• [TASK]: Render the listing below as a Markdown table with the columns n and Line, one row per line with its number, leaving out blank lines and pictures.

--- SOURCE RECORDS ---

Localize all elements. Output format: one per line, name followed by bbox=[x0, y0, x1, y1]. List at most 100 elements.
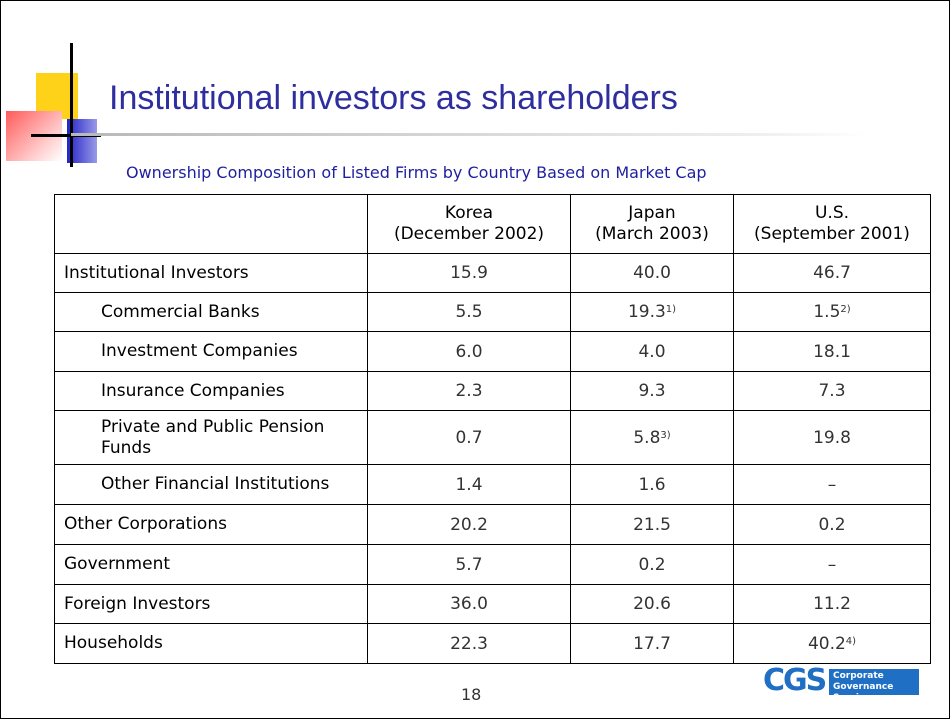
cell-value: 46.7 bbox=[813, 263, 851, 283]
header-line: (March 2003) bbox=[595, 224, 709, 244]
footnote-ref: 2) bbox=[840, 304, 851, 315]
table-cell: 5.83) bbox=[570, 410, 734, 465]
cell-value: 2.3 bbox=[455, 381, 483, 401]
table-cell: 0.7 bbox=[367, 410, 571, 465]
cell-value: 1.5 bbox=[813, 302, 841, 322]
cell-value: – bbox=[827, 474, 837, 495]
cell-value: 5.8 bbox=[633, 427, 661, 448]
cell-value: 20.6 bbox=[633, 594, 671, 614]
table-row: Insurance Companies 2.3 9.3 7.3 bbox=[54, 371, 931, 411]
header-cell: Japan (March 2003) bbox=[570, 194, 734, 254]
row-label: Foreign Investors bbox=[54, 584, 368, 624]
table-cell: 22.3 bbox=[367, 623, 571, 664]
cell-value: 19.3 bbox=[627, 302, 666, 322]
subtitle: Ownership Composition of Listed Firms by… bbox=[126, 163, 707, 182]
table-row: Other Financial Institutions 1.4 1.6 – bbox=[54, 464, 931, 505]
table-cell: 17.7 bbox=[570, 623, 734, 664]
table-row: Institutional Investors 15.9 40.0 46.7 bbox=[54, 253, 931, 293]
table-cell: 40.0 bbox=[570, 253, 734, 293]
cell-value: 4.0 bbox=[638, 341, 666, 362]
table-cell: 46.7 bbox=[733, 253, 931, 293]
table-cell: 11.2 bbox=[733, 584, 931, 624]
table-cell: 1.6 bbox=[570, 464, 734, 505]
row-label-text: Institutional Investors bbox=[64, 262, 249, 283]
logo-caption: Corporate Governance Service bbox=[829, 669, 919, 703]
cell-value: 17.7 bbox=[633, 633, 671, 654]
table-row: Foreign Investors 36.0 20.6 11.2 bbox=[54, 584, 931, 624]
cell-value: 21.5 bbox=[633, 514, 671, 535]
row-label: Government bbox=[54, 544, 368, 585]
footnote-ref: 4) bbox=[845, 635, 857, 647]
table-cell: 20.6 bbox=[570, 584, 734, 624]
header-line: (September 2001) bbox=[754, 224, 910, 244]
cell-value: 5.5 bbox=[455, 302, 483, 322]
table-cell: 1.4 bbox=[367, 464, 571, 505]
table-cell: 9.3 bbox=[570, 371, 734, 411]
row-label-text: Other Corporations bbox=[64, 514, 227, 534]
table-row: Commercial Banks 5.5 19.31) 1.52) bbox=[54, 292, 931, 332]
cell-value: 5.7 bbox=[455, 554, 483, 575]
table: Korea (December 2002) Japan (March 2003) U.S… bbox=[54, 194, 931, 664]
cell-value: – bbox=[827, 554, 837, 575]
row-label-text: Investment Companies bbox=[101, 341, 298, 361]
table-row: Investment Companies 6.0 4.0 18.1 bbox=[54, 331, 931, 372]
cell-value: 40.2 bbox=[807, 633, 846, 654]
cell-value: 0.7 bbox=[455, 427, 483, 448]
table-cell: 0.2 bbox=[733, 504, 931, 545]
row-label: Other Corporations bbox=[54, 504, 368, 545]
title-rule bbox=[71, 133, 871, 136]
table-cell: 5.7 bbox=[367, 544, 571, 585]
row-label: Private and Public Pension Funds bbox=[54, 410, 368, 465]
cell-value: 36.0 bbox=[450, 594, 488, 614]
row-label-text: Commercial Banks bbox=[101, 301, 260, 322]
logo-line: Corporate bbox=[833, 671, 884, 681]
cell-value: 1.4 bbox=[455, 474, 483, 495]
row-label-text: Other Financial Institutions bbox=[101, 474, 330, 494]
row-label-text: Households bbox=[64, 633, 163, 653]
header-line: (December 2002) bbox=[393, 224, 545, 244]
footnote-ref: 1) bbox=[665, 304, 677, 315]
header-cell: Korea (December 2002) bbox=[367, 194, 571, 254]
cell-value: 0.2 bbox=[638, 554, 666, 575]
cell-value: 20.2 bbox=[450, 514, 488, 535]
row-label-text: Private and Public Pension Funds bbox=[101, 416, 325, 458]
table-row: Other Corporations 20.2 21.5 0.2 bbox=[54, 504, 931, 545]
deco-line bbox=[70, 43, 73, 167]
cell-value: 9.3 bbox=[638, 381, 666, 401]
page-number: 18 bbox=[461, 685, 482, 704]
table-cell: – bbox=[733, 464, 931, 505]
table-cell: – bbox=[733, 544, 931, 585]
logo: CGS Corporate Governance Service bbox=[763, 663, 919, 703]
deco-line bbox=[31, 134, 101, 137]
table-cell: 4.0 bbox=[570, 331, 734, 372]
cell-value: 40.0 bbox=[633, 263, 671, 283]
footnote-ref: 3) bbox=[660, 429, 671, 441]
table-cell: 40.24) bbox=[733, 623, 931, 664]
row-label-text: Foreign Investors bbox=[64, 593, 211, 614]
cell-value: 18.1 bbox=[813, 341, 851, 362]
cell-value: 7.3 bbox=[818, 381, 846, 401]
table-cell: 36.0 bbox=[367, 584, 571, 624]
table-row: Households 22.3 17.7 40.24) bbox=[54, 623, 931, 664]
cell-value: 11.2 bbox=[813, 594, 851, 614]
table-cell: 0.2 bbox=[570, 544, 734, 585]
table-cell: 18.1 bbox=[733, 331, 931, 372]
row-label: Investment Companies bbox=[54, 331, 368, 372]
header-cell bbox=[54, 194, 368, 254]
table-cell: 1.52) bbox=[733, 292, 931, 332]
header-cell: U.S. (September 2001) bbox=[733, 194, 931, 254]
table-cell: 19.8 bbox=[733, 410, 931, 465]
cell-value: 0.2 bbox=[818, 514, 846, 535]
row-label-text: Government bbox=[64, 554, 171, 574]
logo-line: Governance Service bbox=[833, 682, 894, 703]
cell-value: 1.6 bbox=[638, 474, 666, 495]
table-row: Government 5.7 0.2 – bbox=[54, 544, 931, 585]
row-label: Households bbox=[54, 623, 368, 664]
table-cell: 2.3 bbox=[367, 371, 571, 411]
cell-value: 22.3 bbox=[450, 633, 488, 654]
table-cell: 19.31) bbox=[570, 292, 734, 332]
header-line: U.S. bbox=[814, 203, 850, 223]
row-label-text: Insurance Companies bbox=[101, 380, 285, 401]
table-cell: 20.2 bbox=[367, 504, 571, 545]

---

• [FINISHED TASK]:
| n | Line |
|---|---|
| 1 | Localize all elements. Output format: one per line, name followed by bbox=[x0, y0, x1, y1]. List at most 100 elements. |
| 2 | cell-value: 46.7 bbox=[813, 263, 851, 283] |
| 3 | header-line: (March 2003) bbox=[595, 224, 709, 244] |
| 4 | footnote-ref: 2) bbox=[840, 304, 851, 315] |
| 5 | table-cell: 5.83) bbox=[570, 410, 734, 465] |
| 6 | cell-value: 2.3 bbox=[455, 381, 483, 401] |
| 7 | table-cell: 0.7 bbox=[367, 410, 571, 465] |
| 8 | cell-value: 1.5 bbox=[813, 302, 841, 322] |
| 9 | cell-value: – bbox=[827, 474, 837, 495] |
| 10 | cell-value: 5.8 bbox=[633, 427, 661, 448] |
| 11 | cell-value: 20.6 bbox=[633, 594, 671, 614] |
| 12 | table-row: Insurance Companies 2.3 9.3 7.3 bbox=[54, 371, 931, 411] |
| 13 | header-cell: Japan (March 2003) bbox=[570, 194, 734, 254] |
| 14 | row-label: Foreign Investors bbox=[54, 584, 368, 624] |
| 15 | table-cell: 22.3 bbox=[367, 623, 571, 664] |
| 16 | cell-value: 19.3 bbox=[627, 302, 666, 322] |
| 17 | subtitle: Ownership Composition of Listed Firms by… bbox=[126, 163, 707, 182] |
| 18 | table-row: Other Financial Institutions 1.4 1.6 – bbox=[54, 464, 931, 505] |
| 19 | table-cell: 17.7 bbox=[570, 623, 734, 664] |
| 20 | table-row: Institutional Investors 15.9 40.0 46.7 bbox=[54, 253, 931, 293] |
| 21 | table-cell: 40.0 bbox=[570, 253, 734, 293] |
| 22 | cell-value: 4.0 bbox=[638, 341, 666, 362] |
| 23 | table-cell: 46.7 bbox=[733, 253, 931, 293] |
| 24 | table-cell: 11.2 bbox=[733, 584, 931, 624] |
| 25 | table-cell: 1.6 bbox=[570, 464, 734, 505] |
| 26 | row-label-text: Institutional Investors bbox=[64, 262, 249, 283] |
| 27 | logo-caption: Corporate Governance Service bbox=[829, 669, 919, 703] |
| 28 | cell-value: 17.7 bbox=[633, 633, 671, 654] |
| 29 | table-row: Foreign Investors 36.0 20.6 11.2 bbox=[54, 584, 931, 624] |
| 30 | cell-value: 21.5 bbox=[633, 514, 671, 535] |
| 31 | row-label: Government bbox=[54, 544, 368, 585] |
| 32 | footnote-ref: 4) bbox=[845, 635, 857, 647] |
| 33 | table-cell: 20.6 bbox=[570, 584, 734, 624] |
| 34 | header-line: (September 2001) bbox=[754, 224, 910, 244] |
| 35 | cell-value: 5.5 bbox=[455, 302, 483, 322] |
| 36 | table-cell: 1.4 bbox=[367, 464, 571, 505] |
| 37 | table-cell: 9.3 bbox=[570, 371, 734, 411] |
| 38 | row-label-text: Other Corporations bbox=[64, 514, 227, 534] |
| 39 | table-row: Commercial Banks 5.5 19.31) 1.52) bbox=[54, 292, 931, 332] |
| 40 | cell-value: 5.7 bbox=[455, 554, 483, 575] |
| 41 | table: Korea (December 2002) Japan (March 2003) U.S… bbox=[54, 194, 931, 664] |
| 42 | cell-value: – bbox=[827, 554, 837, 575] |
| 43 | row-label-text: Investment Companies bbox=[101, 341, 298, 361] |
| 44 | table-row: Investment Companies 6.0 4.0 18.1 bbox=[54, 331, 931, 372] |
| 45 | cell-value: 40.2 bbox=[807, 633, 846, 654] |
| 46 | cell-value: 0.7 bbox=[455, 427, 483, 448] |
| 47 | table-cell: 0.2 bbox=[733, 504, 931, 545] |
| 48 | row-label: Other Corporations bbox=[54, 504, 368, 545] |
| 49 | title-rule bbox=[71, 133, 871, 136] |
| 50 | table-cell: 5.7 bbox=[367, 544, 571, 585] |
| 51 | row-label: Private and Public Pension Funds bbox=[54, 410, 368, 465] |
| 52 | cell-value: 36.0 bbox=[450, 594, 488, 614] |
| 53 | row-label-text: Commercial Banks bbox=[101, 301, 260, 322] |
| 54 | logo-line: Corporate bbox=[833, 671, 884, 681] |
| 55 | cell-value: 1.4 bbox=[455, 474, 483, 495] |
| 56 | row-label-text: Other Financial Institutions bbox=[101, 474, 330, 494] |
| 57 | row-label-text: Households bbox=[64, 633, 163, 653] |
| 58 | header-line: (December 2002) bbox=[393, 224, 545, 244] |
| 59 | footnote-ref: 1) bbox=[665, 304, 677, 315] |
| 60 | header-cell: Korea (December 2002) bbox=[367, 194, 571, 254] |
| 61 | cell-value: 0.2 bbox=[638, 554, 666, 575] |
| 62 | cell-value: 20.2 bbox=[450, 514, 488, 535] |
| 63 | row-label-text: Private and Public Pension Funds bbox=[101, 416, 325, 458] |
| 64 | table-row: Other Corporations 20.2 21.5 0.2 bbox=[54, 504, 931, 545] |
| 65 | deco-line bbox=[70, 43, 73, 167] |
| 66 | cell-value: 9.3 bbox=[638, 381, 666, 401] |
| 67 | page-number: 18 bbox=[461, 685, 482, 704] |
| 68 | table-cell: – bbox=[733, 464, 931, 505] |
| 69 | table-cell: – bbox=[733, 544, 931, 585] |
| 70 | logo: CGS Corporate Governance Service bbox=[763, 663, 919, 703] |
| 71 | deco-line bbox=[31, 134, 101, 137] |
| 72 | table-cell: 4.0 bbox=[570, 331, 734, 372] |
| 73 | cell-value: 40.0 bbox=[633, 263, 671, 283] |
| 74 | footnote-ref: 3) bbox=[660, 429, 671, 441] |
| 75 | table-cell: 40.24) bbox=[733, 623, 931, 664] |
| 76 | row-label-text: Foreign Investors bbox=[64, 593, 211, 614] |
| 77 | cell-value: 18.1 bbox=[813, 341, 851, 362] |
| 78 | cell-value: 7.3 bbox=[818, 381, 846, 401] |
| 79 | table-cell: 36.0 bbox=[367, 584, 571, 624] |
| 80 | table-row: Households 22.3 17.7 40.24) bbox=[54, 623, 931, 664] |
| 81 | cell-value: 11.2 bbox=[813, 594, 851, 614] |
| 82 | table-cell: 0.2 bbox=[570, 544, 734, 585] |
| 83 | table-cell: 18.1 bbox=[733, 331, 931, 372] |
| 84 | row-label: Investment Companies bbox=[54, 331, 368, 372] |
| 85 | header-cell bbox=[54, 194, 368, 254] |
| 86 | table-cell: 1.52) bbox=[733, 292, 931, 332] |
| 87 | header-cell: U.S. (September 2001) bbox=[733, 194, 931, 254] |
| 88 | table-cell: 19.8 bbox=[733, 410, 931, 465] |
| 89 | cell-value: 0.2 bbox=[818, 514, 846, 535] |
| 90 | row-label-text: Government bbox=[64, 554, 171, 574] |
| 91 | logo-line: Governance Service bbox=[833, 682, 894, 703] |
| 92 | cell-value: 1.6 bbox=[638, 474, 666, 495] |
| 93 | table-row: Government 5.7 0.2 – bbox=[54, 544, 931, 585] |
| 94 | row-label: Households bbox=[54, 623, 368, 664] |
| 95 | table-cell: 2.3 bbox=[367, 371, 571, 411] |
| 96 | cell-value: 22.3 bbox=[450, 633, 488, 654] |
| 97 | table-cell: 19.31) bbox=[570, 292, 734, 332] |
| 98 | header-line: U.S. bbox=[814, 203, 850, 223] |
| 99 | row-label-text: Insurance Companies bbox=[101, 380, 285, 401] |
| 100 | table-cell: 20.2 bbox=[367, 504, 571, 545] |